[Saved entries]
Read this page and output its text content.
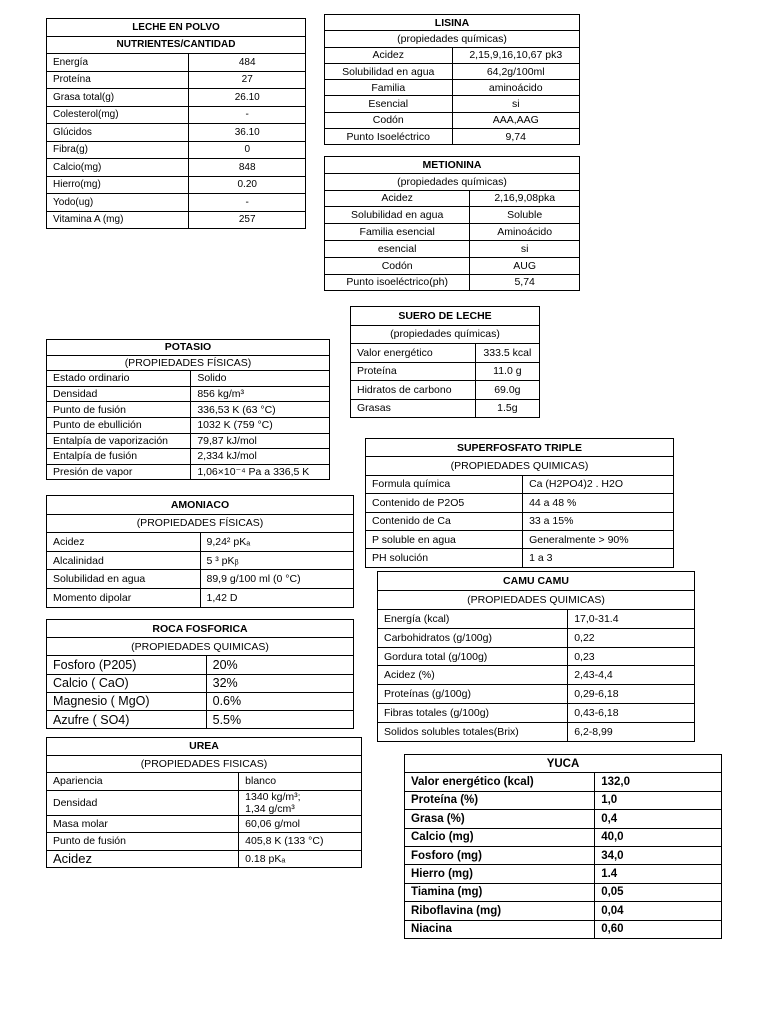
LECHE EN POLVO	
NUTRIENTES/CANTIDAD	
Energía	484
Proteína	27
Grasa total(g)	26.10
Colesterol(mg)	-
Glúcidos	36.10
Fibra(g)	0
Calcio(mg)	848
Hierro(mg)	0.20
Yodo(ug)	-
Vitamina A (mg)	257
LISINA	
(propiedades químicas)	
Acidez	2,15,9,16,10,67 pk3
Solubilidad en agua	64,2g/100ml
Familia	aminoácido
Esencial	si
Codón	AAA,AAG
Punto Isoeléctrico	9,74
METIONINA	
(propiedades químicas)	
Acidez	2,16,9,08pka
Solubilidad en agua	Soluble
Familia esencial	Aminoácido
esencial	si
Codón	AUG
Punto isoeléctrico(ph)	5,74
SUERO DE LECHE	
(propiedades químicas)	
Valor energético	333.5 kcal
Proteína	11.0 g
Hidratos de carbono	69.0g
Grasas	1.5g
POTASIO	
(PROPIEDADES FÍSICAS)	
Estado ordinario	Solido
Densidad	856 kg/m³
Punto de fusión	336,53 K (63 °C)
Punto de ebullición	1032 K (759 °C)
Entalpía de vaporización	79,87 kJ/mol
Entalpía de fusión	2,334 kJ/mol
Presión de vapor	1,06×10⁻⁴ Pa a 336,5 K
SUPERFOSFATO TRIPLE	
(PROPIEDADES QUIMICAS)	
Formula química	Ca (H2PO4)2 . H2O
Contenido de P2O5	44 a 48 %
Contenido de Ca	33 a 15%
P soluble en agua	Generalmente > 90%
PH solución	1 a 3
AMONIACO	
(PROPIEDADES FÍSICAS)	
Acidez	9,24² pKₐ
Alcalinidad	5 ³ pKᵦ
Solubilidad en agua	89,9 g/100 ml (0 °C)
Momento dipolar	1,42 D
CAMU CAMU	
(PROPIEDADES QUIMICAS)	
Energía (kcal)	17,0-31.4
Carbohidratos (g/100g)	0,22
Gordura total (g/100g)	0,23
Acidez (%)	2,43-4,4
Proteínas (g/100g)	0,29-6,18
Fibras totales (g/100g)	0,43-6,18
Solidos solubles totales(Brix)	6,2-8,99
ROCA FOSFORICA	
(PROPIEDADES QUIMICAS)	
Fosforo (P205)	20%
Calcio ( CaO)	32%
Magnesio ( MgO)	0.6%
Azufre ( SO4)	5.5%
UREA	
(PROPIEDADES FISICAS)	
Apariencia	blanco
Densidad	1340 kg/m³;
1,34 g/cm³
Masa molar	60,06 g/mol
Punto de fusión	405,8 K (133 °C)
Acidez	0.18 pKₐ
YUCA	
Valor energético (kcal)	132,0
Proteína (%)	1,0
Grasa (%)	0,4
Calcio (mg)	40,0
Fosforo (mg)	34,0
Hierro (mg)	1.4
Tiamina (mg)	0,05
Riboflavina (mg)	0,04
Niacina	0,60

...

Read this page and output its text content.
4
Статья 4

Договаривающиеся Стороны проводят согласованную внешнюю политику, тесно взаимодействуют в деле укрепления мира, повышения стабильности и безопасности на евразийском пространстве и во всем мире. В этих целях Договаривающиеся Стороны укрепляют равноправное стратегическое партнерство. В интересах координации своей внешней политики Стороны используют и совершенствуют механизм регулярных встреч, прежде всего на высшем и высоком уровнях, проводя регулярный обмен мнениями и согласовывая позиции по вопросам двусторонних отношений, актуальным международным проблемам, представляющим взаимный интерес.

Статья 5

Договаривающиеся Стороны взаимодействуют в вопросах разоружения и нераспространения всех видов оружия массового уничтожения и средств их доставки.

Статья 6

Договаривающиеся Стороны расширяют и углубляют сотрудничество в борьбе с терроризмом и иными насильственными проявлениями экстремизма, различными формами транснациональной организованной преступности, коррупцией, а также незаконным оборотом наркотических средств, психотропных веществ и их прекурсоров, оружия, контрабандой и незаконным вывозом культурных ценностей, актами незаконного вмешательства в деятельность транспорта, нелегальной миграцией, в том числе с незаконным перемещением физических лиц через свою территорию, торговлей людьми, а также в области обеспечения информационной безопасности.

Goal of the exercise: Go through the listing above and list every line that has the word "totales".

Correct output:
Fibras totales (g/100g)	0,43-6,18
Solidos solubles totales(Brix)	6,2-8,99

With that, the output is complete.